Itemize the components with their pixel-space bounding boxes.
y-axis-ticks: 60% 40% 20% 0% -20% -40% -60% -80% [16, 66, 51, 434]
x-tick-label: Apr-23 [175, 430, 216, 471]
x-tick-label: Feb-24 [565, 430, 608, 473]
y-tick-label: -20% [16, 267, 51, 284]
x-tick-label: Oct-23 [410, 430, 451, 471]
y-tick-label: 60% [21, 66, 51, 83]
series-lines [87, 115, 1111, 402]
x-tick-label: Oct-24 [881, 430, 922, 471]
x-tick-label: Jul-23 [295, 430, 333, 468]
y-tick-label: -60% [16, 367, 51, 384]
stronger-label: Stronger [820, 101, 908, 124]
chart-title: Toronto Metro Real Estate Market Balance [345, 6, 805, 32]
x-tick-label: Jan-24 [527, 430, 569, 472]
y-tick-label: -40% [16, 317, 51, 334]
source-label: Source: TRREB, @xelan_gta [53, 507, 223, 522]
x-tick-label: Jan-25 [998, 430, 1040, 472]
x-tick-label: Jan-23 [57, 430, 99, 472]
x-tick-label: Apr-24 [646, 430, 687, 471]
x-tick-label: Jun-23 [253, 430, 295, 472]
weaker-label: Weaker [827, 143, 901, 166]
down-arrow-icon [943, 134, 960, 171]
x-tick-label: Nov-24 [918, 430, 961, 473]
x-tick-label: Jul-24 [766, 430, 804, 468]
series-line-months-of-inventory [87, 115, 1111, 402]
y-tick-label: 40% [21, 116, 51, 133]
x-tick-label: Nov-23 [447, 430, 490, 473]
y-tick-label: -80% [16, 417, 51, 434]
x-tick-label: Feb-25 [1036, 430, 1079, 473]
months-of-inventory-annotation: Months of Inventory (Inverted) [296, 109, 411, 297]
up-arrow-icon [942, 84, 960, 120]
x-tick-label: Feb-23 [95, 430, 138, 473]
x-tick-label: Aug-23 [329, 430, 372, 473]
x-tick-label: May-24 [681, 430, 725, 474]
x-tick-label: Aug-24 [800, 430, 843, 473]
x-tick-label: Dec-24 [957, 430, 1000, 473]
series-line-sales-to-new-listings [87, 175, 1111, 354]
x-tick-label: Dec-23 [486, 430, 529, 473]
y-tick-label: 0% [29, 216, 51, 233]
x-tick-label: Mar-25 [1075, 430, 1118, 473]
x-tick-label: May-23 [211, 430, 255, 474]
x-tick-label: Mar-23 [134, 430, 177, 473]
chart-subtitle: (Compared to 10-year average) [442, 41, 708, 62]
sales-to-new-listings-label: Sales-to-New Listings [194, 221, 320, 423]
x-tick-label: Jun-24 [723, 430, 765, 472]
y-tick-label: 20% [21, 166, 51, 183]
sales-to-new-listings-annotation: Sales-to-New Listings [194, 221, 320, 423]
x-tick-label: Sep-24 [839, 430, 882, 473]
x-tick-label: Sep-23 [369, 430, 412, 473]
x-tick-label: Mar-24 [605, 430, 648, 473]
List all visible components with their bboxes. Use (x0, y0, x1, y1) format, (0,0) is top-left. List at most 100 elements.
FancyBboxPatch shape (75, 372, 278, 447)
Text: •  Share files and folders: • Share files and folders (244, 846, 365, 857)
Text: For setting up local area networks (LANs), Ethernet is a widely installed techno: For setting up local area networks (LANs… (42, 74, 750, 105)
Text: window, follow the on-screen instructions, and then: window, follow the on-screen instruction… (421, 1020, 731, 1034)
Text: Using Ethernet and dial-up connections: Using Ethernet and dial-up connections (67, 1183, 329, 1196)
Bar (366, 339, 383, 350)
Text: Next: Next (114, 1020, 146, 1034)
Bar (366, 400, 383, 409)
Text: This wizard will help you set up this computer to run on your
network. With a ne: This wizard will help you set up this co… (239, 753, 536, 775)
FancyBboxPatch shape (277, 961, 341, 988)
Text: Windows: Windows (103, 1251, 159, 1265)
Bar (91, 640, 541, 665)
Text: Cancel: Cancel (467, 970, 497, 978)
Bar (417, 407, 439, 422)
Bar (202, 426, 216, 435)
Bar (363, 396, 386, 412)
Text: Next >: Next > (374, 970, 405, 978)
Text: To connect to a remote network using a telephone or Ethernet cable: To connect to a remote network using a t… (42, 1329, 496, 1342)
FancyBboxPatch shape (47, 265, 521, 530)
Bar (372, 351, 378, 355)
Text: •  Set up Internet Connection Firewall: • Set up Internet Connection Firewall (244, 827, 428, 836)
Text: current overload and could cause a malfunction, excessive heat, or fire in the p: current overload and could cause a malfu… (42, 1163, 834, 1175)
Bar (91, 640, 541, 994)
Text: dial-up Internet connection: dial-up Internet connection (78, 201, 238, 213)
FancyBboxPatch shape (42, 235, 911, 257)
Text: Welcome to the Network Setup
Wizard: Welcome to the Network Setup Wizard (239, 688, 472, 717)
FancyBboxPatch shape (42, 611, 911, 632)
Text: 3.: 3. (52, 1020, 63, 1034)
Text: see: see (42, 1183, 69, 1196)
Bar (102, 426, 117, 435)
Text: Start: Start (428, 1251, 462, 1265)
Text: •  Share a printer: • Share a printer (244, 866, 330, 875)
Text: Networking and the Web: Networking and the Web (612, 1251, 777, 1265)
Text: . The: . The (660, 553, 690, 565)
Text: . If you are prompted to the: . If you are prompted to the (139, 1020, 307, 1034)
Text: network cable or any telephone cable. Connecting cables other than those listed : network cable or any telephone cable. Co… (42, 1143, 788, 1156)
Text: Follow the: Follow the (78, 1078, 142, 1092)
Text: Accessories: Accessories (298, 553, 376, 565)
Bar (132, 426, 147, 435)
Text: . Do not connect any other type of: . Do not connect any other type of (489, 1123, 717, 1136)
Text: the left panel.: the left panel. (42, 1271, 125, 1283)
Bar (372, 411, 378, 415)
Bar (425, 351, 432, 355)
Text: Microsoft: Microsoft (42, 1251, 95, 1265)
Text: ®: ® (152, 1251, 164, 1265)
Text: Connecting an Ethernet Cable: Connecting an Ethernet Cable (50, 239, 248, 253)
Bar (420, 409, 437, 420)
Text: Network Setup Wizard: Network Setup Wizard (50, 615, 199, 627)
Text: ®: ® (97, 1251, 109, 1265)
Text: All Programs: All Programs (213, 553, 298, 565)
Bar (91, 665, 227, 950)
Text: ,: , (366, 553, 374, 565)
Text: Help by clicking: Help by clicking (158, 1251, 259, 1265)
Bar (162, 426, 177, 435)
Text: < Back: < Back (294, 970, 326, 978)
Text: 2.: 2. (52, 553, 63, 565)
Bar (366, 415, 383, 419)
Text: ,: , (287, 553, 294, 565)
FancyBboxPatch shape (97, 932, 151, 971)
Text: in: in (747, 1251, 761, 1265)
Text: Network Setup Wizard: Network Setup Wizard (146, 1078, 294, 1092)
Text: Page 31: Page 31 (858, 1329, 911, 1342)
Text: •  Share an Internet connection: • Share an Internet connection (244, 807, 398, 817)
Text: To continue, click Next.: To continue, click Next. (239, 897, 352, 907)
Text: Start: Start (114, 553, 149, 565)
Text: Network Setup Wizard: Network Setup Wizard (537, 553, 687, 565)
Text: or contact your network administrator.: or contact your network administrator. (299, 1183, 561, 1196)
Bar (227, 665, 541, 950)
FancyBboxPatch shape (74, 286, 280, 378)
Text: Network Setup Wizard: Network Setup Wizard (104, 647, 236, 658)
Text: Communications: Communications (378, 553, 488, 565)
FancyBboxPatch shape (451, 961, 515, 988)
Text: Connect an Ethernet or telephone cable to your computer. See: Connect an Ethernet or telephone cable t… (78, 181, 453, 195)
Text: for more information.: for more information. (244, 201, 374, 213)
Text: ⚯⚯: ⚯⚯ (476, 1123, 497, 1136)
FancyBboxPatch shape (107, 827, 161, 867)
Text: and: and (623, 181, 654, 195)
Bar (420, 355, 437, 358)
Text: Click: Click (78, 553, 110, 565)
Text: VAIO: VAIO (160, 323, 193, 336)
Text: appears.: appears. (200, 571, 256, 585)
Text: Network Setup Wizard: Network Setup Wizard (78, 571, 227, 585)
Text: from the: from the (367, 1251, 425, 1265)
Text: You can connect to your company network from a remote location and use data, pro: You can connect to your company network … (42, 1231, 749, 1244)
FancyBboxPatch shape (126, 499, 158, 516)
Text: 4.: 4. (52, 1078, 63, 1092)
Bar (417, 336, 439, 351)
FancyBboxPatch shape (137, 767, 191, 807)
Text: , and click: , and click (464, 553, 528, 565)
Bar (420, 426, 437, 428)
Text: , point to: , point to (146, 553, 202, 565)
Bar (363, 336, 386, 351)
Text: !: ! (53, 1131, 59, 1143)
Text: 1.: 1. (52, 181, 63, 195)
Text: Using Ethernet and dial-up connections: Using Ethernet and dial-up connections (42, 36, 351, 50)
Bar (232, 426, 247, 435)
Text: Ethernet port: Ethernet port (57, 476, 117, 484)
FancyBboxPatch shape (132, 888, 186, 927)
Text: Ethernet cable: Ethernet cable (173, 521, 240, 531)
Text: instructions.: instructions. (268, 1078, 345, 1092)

------

Please reproduce every line of the entries, from the very first one down to the line containing "stronger-label: Stronger [820, 101, 908, 124]", that line included.

Itemize the components with their pixel-space bounding boxes.
y-axis-ticks: 60% 40% 20% 0% -20% -40% -60% -80% [16, 66, 51, 434]
x-tick-label: Apr-23 [175, 430, 216, 471]
x-tick-label: Feb-24 [565, 430, 608, 473]
y-tick-label: -20% [16, 267, 51, 284]
x-tick-label: Oct-23 [410, 430, 451, 471]
y-tick-label: 60% [21, 66, 51, 83]
series-lines [87, 115, 1111, 402]
x-tick-label: Oct-24 [881, 430, 922, 471]
x-tick-label: Jul-23 [295, 430, 333, 468]
y-tick-label: -60% [16, 367, 51, 384]
stronger-label: Stronger [820, 101, 908, 124]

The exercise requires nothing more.